[Start Records provided]
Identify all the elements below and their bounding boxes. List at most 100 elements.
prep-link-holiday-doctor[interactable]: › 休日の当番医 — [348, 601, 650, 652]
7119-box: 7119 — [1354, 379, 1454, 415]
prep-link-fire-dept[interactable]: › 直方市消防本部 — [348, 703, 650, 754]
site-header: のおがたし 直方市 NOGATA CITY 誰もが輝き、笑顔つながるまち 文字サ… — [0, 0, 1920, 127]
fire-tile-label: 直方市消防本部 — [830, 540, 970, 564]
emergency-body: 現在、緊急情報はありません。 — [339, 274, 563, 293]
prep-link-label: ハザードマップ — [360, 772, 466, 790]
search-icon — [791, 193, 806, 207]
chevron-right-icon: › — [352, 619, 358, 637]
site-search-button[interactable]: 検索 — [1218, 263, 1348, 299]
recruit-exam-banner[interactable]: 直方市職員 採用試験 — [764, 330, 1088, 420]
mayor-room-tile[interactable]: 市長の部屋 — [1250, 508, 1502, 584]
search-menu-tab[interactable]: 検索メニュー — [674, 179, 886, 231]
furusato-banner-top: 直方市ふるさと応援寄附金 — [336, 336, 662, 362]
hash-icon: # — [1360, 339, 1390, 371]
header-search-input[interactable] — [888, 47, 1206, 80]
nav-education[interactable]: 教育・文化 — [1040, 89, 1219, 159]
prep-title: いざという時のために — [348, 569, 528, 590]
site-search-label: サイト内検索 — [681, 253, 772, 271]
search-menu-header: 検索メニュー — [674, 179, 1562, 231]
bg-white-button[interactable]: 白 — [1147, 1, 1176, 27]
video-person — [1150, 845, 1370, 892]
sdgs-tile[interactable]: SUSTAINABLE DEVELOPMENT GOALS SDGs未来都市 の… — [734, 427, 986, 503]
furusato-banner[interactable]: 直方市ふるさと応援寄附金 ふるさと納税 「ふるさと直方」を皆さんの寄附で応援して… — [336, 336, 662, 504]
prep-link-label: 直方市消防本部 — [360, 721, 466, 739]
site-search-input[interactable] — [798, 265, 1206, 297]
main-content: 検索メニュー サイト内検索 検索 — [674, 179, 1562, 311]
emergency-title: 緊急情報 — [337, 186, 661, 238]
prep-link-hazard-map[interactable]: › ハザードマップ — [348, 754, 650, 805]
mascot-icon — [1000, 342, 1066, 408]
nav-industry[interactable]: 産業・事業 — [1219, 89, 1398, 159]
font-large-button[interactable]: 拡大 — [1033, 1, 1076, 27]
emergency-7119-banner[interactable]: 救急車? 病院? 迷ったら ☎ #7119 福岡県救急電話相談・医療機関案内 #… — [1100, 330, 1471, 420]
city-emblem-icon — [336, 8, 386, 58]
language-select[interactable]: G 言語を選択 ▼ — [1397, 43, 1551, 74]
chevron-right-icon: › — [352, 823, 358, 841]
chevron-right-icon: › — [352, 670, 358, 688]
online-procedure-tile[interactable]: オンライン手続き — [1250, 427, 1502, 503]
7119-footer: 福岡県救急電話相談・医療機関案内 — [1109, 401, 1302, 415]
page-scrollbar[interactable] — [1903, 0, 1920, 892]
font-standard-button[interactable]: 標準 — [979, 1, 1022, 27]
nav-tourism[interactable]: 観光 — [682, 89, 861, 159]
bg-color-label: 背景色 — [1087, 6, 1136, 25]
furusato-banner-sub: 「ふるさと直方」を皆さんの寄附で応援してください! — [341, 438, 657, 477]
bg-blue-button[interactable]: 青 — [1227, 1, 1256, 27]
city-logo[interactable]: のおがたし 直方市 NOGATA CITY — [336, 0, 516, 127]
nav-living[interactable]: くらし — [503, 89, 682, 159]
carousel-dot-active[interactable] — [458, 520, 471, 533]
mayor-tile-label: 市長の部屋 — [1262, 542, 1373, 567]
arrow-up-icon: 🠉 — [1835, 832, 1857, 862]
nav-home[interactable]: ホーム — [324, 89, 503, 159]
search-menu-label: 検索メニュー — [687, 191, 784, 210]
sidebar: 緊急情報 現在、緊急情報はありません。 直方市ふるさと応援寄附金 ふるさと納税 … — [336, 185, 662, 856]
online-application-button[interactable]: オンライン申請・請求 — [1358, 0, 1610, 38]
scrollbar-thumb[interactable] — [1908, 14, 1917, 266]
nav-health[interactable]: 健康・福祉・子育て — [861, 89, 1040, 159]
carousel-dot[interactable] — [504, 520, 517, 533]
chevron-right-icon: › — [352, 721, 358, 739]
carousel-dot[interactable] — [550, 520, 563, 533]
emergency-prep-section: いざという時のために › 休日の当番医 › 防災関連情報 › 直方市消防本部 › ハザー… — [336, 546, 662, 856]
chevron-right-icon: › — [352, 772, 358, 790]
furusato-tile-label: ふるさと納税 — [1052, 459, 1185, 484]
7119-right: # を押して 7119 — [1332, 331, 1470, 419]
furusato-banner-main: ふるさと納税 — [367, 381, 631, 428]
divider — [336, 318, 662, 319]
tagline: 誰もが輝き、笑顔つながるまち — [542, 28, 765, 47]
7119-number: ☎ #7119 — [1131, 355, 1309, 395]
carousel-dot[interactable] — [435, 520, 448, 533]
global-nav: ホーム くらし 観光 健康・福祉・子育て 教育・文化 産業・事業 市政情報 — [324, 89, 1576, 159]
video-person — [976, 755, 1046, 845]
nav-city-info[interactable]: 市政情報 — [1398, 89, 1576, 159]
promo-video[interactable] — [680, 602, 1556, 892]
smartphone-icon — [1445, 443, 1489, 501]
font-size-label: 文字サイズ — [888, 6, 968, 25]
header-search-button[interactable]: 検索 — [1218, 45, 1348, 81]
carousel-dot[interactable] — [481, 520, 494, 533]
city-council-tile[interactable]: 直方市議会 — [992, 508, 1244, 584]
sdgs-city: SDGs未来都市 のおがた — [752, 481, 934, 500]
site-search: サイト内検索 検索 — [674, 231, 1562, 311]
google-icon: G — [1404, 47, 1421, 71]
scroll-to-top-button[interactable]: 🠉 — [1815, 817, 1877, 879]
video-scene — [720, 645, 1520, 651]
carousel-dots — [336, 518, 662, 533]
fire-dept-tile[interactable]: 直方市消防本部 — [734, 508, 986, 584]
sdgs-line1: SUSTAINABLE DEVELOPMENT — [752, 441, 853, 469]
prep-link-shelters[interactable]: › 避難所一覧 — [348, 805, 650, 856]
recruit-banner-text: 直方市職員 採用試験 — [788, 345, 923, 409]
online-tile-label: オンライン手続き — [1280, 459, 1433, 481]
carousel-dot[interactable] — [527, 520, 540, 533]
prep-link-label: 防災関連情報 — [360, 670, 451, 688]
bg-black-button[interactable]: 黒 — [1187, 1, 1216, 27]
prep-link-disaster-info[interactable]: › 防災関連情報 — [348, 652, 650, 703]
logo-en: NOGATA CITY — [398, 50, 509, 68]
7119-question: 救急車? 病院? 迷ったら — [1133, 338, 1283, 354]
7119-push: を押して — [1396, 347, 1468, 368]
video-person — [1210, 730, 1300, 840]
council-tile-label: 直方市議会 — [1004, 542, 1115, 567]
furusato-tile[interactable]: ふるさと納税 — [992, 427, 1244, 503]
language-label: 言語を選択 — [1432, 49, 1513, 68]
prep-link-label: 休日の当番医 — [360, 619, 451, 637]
[End Records provided]
Will you reproduce the lines word for word, starting with the first line and going on through the line with "fire-tile-label: 直方市消防本部 —", including both ends and nothing else?

▶ Exercise answer
Identify all the elements below and their bounding boxes. List at most 100 elements.
prep-link-holiday-doctor[interactable]: › 休日の当番医 — [348, 601, 650, 652]
7119-box: 7119 — [1354, 379, 1454, 415]
prep-link-fire-dept[interactable]: › 直方市消防本部 — [348, 703, 650, 754]
site-header: のおがたし 直方市 NOGATA CITY 誰もが輝き、笑顔つながるまち 文字サ… — [0, 0, 1920, 127]
fire-tile-label: 直方市消防本部 — [830, 540, 970, 564]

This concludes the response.